** START OF DATA FOR PROCESSING **

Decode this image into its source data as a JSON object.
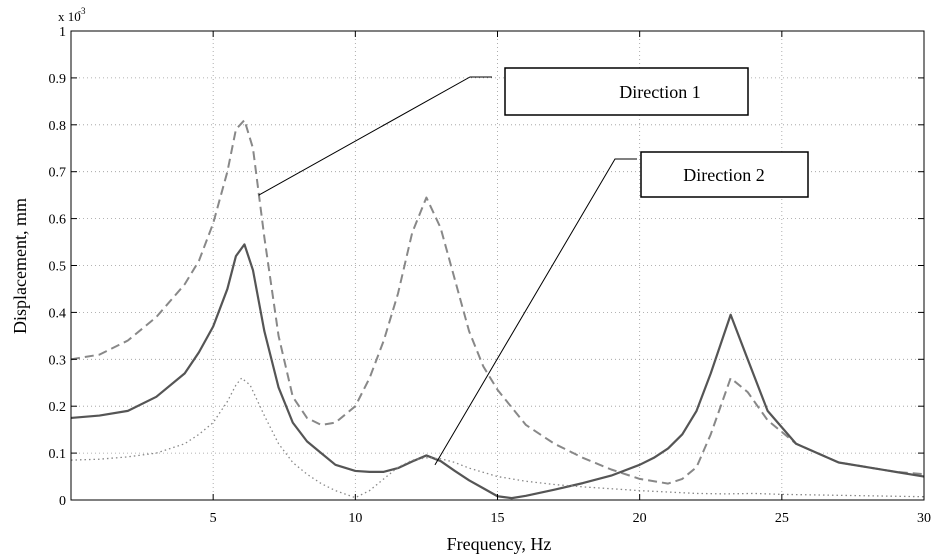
{
  "chart_data": {
    "type": "line",
    "title": "",
    "xlabel": "Frequency, Hz",
    "ylabel": "Displacement, mm",
    "y_multiplier": "x 10",
    "y_multiplier_exponent": "-3",
    "xlim": [
      0,
      30
    ],
    "ylim": [
      0,
      1
    ],
    "x_ticks": [
      5,
      10,
      15,
      20,
      25,
      30
    ],
    "y_ticks": [
      0,
      0.1,
      0.2,
      0.3,
      0.4,
      0.5,
      0.6,
      0.7,
      0.8,
      0.9,
      1
    ],
    "y_tick_labels": [
      "0",
      "0.1",
      "0.2",
      "0.3",
      "0.4",
      "0.5",
      "0.6",
      "0.7",
      "0.8",
      "0.9",
      "1"
    ],
    "grid": true,
    "series": [
      {
        "style": "dashed",
        "color": "#888888",
        "points": [
          [
            0,
            0.3
          ],
          [
            1,
            0.31
          ],
          [
            2,
            0.34
          ],
          [
            3,
            0.39
          ],
          [
            4,
            0.46
          ],
          [
            4.5,
            0.51
          ],
          [
            5,
            0.59
          ],
          [
            5.5,
            0.7
          ],
          [
            5.8,
            0.79
          ],
          [
            6.1,
            0.81
          ],
          [
            6.4,
            0.75
          ],
          [
            6.8,
            0.56
          ],
          [
            7.3,
            0.35
          ],
          [
            7.8,
            0.22
          ],
          [
            8.3,
            0.175
          ],
          [
            8.8,
            0.16
          ],
          [
            9.3,
            0.165
          ],
          [
            10,
            0.2
          ],
          [
            10.5,
            0.26
          ],
          [
            11,
            0.34
          ],
          [
            11.5,
            0.44
          ],
          [
            12,
            0.57
          ],
          [
            12.5,
            0.645
          ],
          [
            13,
            0.58
          ],
          [
            13.5,
            0.47
          ],
          [
            14,
            0.36
          ],
          [
            14.5,
            0.285
          ],
          [
            15,
            0.235
          ],
          [
            16,
            0.16
          ],
          [
            17,
            0.12
          ],
          [
            18,
            0.09
          ],
          [
            19,
            0.065
          ],
          [
            20,
            0.045
          ],
          [
            21,
            0.035
          ],
          [
            21.5,
            0.045
          ],
          [
            22,
            0.07
          ],
          [
            22.5,
            0.14
          ],
          [
            23.2,
            0.26
          ],
          [
            23.8,
            0.23
          ],
          [
            24.5,
            0.17
          ],
          [
            25.5,
            0.12
          ],
          [
            27,
            0.08
          ],
          [
            29,
            0.06
          ],
          [
            30,
            0.055
          ]
        ]
      },
      {
        "style": "solid",
        "color": "#555555",
        "points": [
          [
            0,
            0.175
          ],
          [
            1,
            0.18
          ],
          [
            2,
            0.19
          ],
          [
            3,
            0.22
          ],
          [
            4,
            0.27
          ],
          [
            4.5,
            0.315
          ],
          [
            5,
            0.37
          ],
          [
            5.5,
            0.45
          ],
          [
            5.8,
            0.52
          ],
          [
            6.1,
            0.545
          ],
          [
            6.4,
            0.49
          ],
          [
            6.8,
            0.36
          ],
          [
            7.3,
            0.24
          ],
          [
            7.8,
            0.165
          ],
          [
            8.3,
            0.125
          ],
          [
            8.8,
            0.1
          ],
          [
            9.3,
            0.075
          ],
          [
            10,
            0.062
          ],
          [
            10.5,
            0.06
          ],
          [
            11,
            0.06
          ],
          [
            11.5,
            0.068
          ],
          [
            12,
            0.082
          ],
          [
            12.5,
            0.095
          ],
          [
            13,
            0.083
          ],
          [
            13.5,
            0.062
          ],
          [
            14,
            0.042
          ],
          [
            14.5,
            0.025
          ],
          [
            15,
            0.008
          ],
          [
            15.5,
            0.004
          ],
          [
            16,
            0.009
          ],
          [
            17,
            0.022
          ],
          [
            18,
            0.036
          ],
          [
            19,
            0.052
          ],
          [
            20,
            0.075
          ],
          [
            20.5,
            0.09
          ],
          [
            21,
            0.11
          ],
          [
            21.5,
            0.14
          ],
          [
            22,
            0.19
          ],
          [
            22.5,
            0.27
          ],
          [
            23.2,
            0.395
          ],
          [
            23.8,
            0.3
          ],
          [
            24.5,
            0.19
          ],
          [
            25.5,
            0.12
          ],
          [
            27,
            0.08
          ],
          [
            29,
            0.06
          ],
          [
            30,
            0.05
          ]
        ]
      },
      {
        "style": "dotted",
        "color": "#888888",
        "points": [
          [
            0,
            0.085
          ],
          [
            1,
            0.087
          ],
          [
            2,
            0.092
          ],
          [
            3,
            0.1
          ],
          [
            4,
            0.12
          ],
          [
            4.5,
            0.14
          ],
          [
            5,
            0.165
          ],
          [
            5.5,
            0.21
          ],
          [
            5.8,
            0.245
          ],
          [
            6.0,
            0.26
          ],
          [
            6.3,
            0.245
          ],
          [
            6.8,
            0.18
          ],
          [
            7.3,
            0.12
          ],
          [
            7.8,
            0.08
          ],
          [
            8.3,
            0.055
          ],
          [
            8.8,
            0.035
          ],
          [
            9.3,
            0.02
          ],
          [
            10,
            0.005
          ],
          [
            10.5,
            0.02
          ],
          [
            11,
            0.045
          ],
          [
            11.5,
            0.07
          ],
          [
            12,
            0.085
          ],
          [
            12.5,
            0.09
          ],
          [
            13,
            0.088
          ],
          [
            13.5,
            0.08
          ],
          [
            14,
            0.068
          ],
          [
            15,
            0.05
          ],
          [
            16,
            0.04
          ],
          [
            17,
            0.033
          ],
          [
            18,
            0.028
          ],
          [
            19,
            0.024
          ],
          [
            20,
            0.02
          ],
          [
            21,
            0.017
          ],
          [
            22,
            0.014
          ],
          [
            23,
            0.013
          ],
          [
            24,
            0.014
          ],
          [
            25,
            0.012
          ],
          [
            26,
            0.011
          ],
          [
            27,
            0.01
          ],
          [
            28,
            0.009
          ],
          [
            29,
            0.008
          ],
          [
            30,
            0.007
          ]
        ]
      }
    ],
    "callouts": [
      {
        "label": "Direction 1",
        "arrow_target": [
          6.6,
          0.65
        ]
      },
      {
        "label": "Direction 2",
        "arrow_target": [
          12.8,
          0.075
        ]
      }
    ]
  }
}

** END OF DATA FOR PROCESSING **

WRITTEN TASK: Reproduce the entries above without change, omitting all pictures.

RESULT OF THIS TASK:
Decode this image into its source data as a JSON object.
{
  "chart_data": {
    "type": "line",
    "title": "",
    "xlabel": "Frequency, Hz",
    "ylabel": "Displacement, mm",
    "y_multiplier": "x 10",
    "y_multiplier_exponent": "-3",
    "xlim": [
      0,
      30
    ],
    "ylim": [
      0,
      1
    ],
    "x_ticks": [
      5,
      10,
      15,
      20,
      25,
      30
    ],
    "y_ticks": [
      0,
      0.1,
      0.2,
      0.3,
      0.4,
      0.5,
      0.6,
      0.7,
      0.8,
      0.9,
      1
    ],
    "y_tick_labels": [
      "0",
      "0.1",
      "0.2",
      "0.3",
      "0.4",
      "0.5",
      "0.6",
      "0.7",
      "0.8",
      "0.9",
      "1"
    ],
    "grid": true,
    "series": [
      {
        "style": "dashed",
        "color": "#888888",
        "points": [
          [
            0,
            0.3
          ],
          [
            1,
            0.31
          ],
          [
            2,
            0.34
          ],
          [
            3,
            0.39
          ],
          [
            4,
            0.46
          ],
          [
            4.5,
            0.51
          ],
          [
            5,
            0.59
          ],
          [
            5.5,
            0.7
          ],
          [
            5.8,
            0.79
          ],
          [
            6.1,
            0.81
          ],
          [
            6.4,
            0.75
          ],
          [
            6.8,
            0.56
          ],
          [
            7.3,
            0.35
          ],
          [
            7.8,
            0.22
          ],
          [
            8.3,
            0.175
          ],
          [
            8.8,
            0.16
          ],
          [
            9.3,
            0.165
          ],
          [
            10,
            0.2
          ],
          [
            10.5,
            0.26
          ],
          [
            11,
            0.34
          ],
          [
            11.5,
            0.44
          ],
          [
            12,
            0.57
          ],
          [
            12.5,
            0.645
          ],
          [
            13,
            0.58
          ],
          [
            13.5,
            0.47
          ],
          [
            14,
            0.36
          ],
          [
            14.5,
            0.285
          ],
          [
            15,
            0.235
          ],
          [
            16,
            0.16
          ],
          [
            17,
            0.12
          ],
          [
            18,
            0.09
          ],
          [
            19,
            0.065
          ],
          [
            20,
            0.045
          ],
          [
            21,
            0.035
          ],
          [
            21.5,
            0.045
          ],
          [
            22,
            0.07
          ],
          [
            22.5,
            0.14
          ],
          [
            23.2,
            0.26
          ],
          [
            23.8,
            0.23
          ],
          [
            24.5,
            0.17
          ],
          [
            25.5,
            0.12
          ],
          [
            27,
            0.08
          ],
          [
            29,
            0.06
          ],
          [
            30,
            0.055
          ]
        ]
      },
      {
        "style": "solid",
        "color": "#555555",
        "points": [
          [
            0,
            0.175
          ],
          [
            1,
            0.18
          ],
          [
            2,
            0.19
          ],
          [
            3,
            0.22
          ],
          [
            4,
            0.27
          ],
          [
            4.5,
            0.315
          ],
          [
            5,
            0.37
          ],
          [
            5.5,
            0.45
          ],
          [
            5.8,
            0.52
          ],
          [
            6.1,
            0.545
          ],
          [
            6.4,
            0.49
          ],
          [
            6.8,
            0.36
          ],
          [
            7.3,
            0.24
          ],
          [
            7.8,
            0.165
          ],
          [
            8.3,
            0.125
          ],
          [
            8.8,
            0.1
          ],
          [
            9.3,
            0.075
          ],
          [
            10,
            0.062
          ],
          [
            10.5,
            0.06
          ],
          [
            11,
            0.06
          ],
          [
            11.5,
            0.068
          ],
          [
            12,
            0.082
          ],
          [
            12.5,
            0.095
          ],
          [
            13,
            0.083
          ],
          [
            13.5,
            0.062
          ],
          [
            14,
            0.042
          ],
          [
            14.5,
            0.025
          ],
          [
            15,
            0.008
          ],
          [
            15.5,
            0.004
          ],
          [
            16,
            0.009
          ],
          [
            17,
            0.022
          ],
          [
            18,
            0.036
          ],
          [
            19,
            0.052
          ],
          [
            20,
            0.075
          ],
          [
            20.5,
            0.09
          ],
          [
            21,
            0.11
          ],
          [
            21.5,
            0.14
          ],
          [
            22,
            0.19
          ],
          [
            22.5,
            0.27
          ],
          [
            23.2,
            0.395
          ],
          [
            23.8,
            0.3
          ],
          [
            24.5,
            0.19
          ],
          [
            25.5,
            0.12
          ],
          [
            27,
            0.08
          ],
          [
            29,
            0.06
          ],
          [
            30,
            0.05
          ]
        ]
      },
      {
        "style": "dotted",
        "color": "#888888",
        "points": [
          [
            0,
            0.085
          ],
          [
            1,
            0.087
          ],
          [
            2,
            0.092
          ],
          [
            3,
            0.1
          ],
          [
            4,
            0.12
          ],
          [
            4.5,
            0.14
          ],
          [
            5,
            0.165
          ],
          [
            5.5,
            0.21
          ],
          [
            5.8,
            0.245
          ],
          [
            6.0,
            0.26
          ],
          [
            6.3,
            0.245
          ],
          [
            6.8,
            0.18
          ],
          [
            7.3,
            0.12
          ],
          [
            7.8,
            0.08
          ],
          [
            8.3,
            0.055
          ],
          [
            8.8,
            0.035
          ],
          [
            9.3,
            0.02
          ],
          [
            10,
            0.005
          ],
          [
            10.5,
            0.02
          ],
          [
            11,
            0.045
          ],
          [
            11.5,
            0.07
          ],
          [
            12,
            0.085
          ],
          [
            12.5,
            0.09
          ],
          [
            13,
            0.088
          ],
          [
            13.5,
            0.08
          ],
          [
            14,
            0.068
          ],
          [
            15,
            0.05
          ],
          [
            16,
            0.04
          ],
          [
            17,
            0.033
          ],
          [
            18,
            0.028
          ],
          [
            19,
            0.024
          ],
          [
            20,
            0.02
          ],
          [
            21,
            0.017
          ],
          [
            22,
            0.014
          ],
          [
            23,
            0.013
          ],
          [
            24,
            0.014
          ],
          [
            25,
            0.012
          ],
          [
            26,
            0.011
          ],
          [
            27,
            0.01
          ],
          [
            28,
            0.009
          ],
          [
            29,
            0.008
          ],
          [
            30,
            0.007
          ]
        ]
      }
    ],
    "callouts": [
      {
        "label": "Direction 1",
        "arrow_target": [
          6.6,
          0.65
        ]
      },
      {
        "label": "Direction 2",
        "arrow_target": [
          12.8,
          0.075
        ]
      }
    ]
  }
}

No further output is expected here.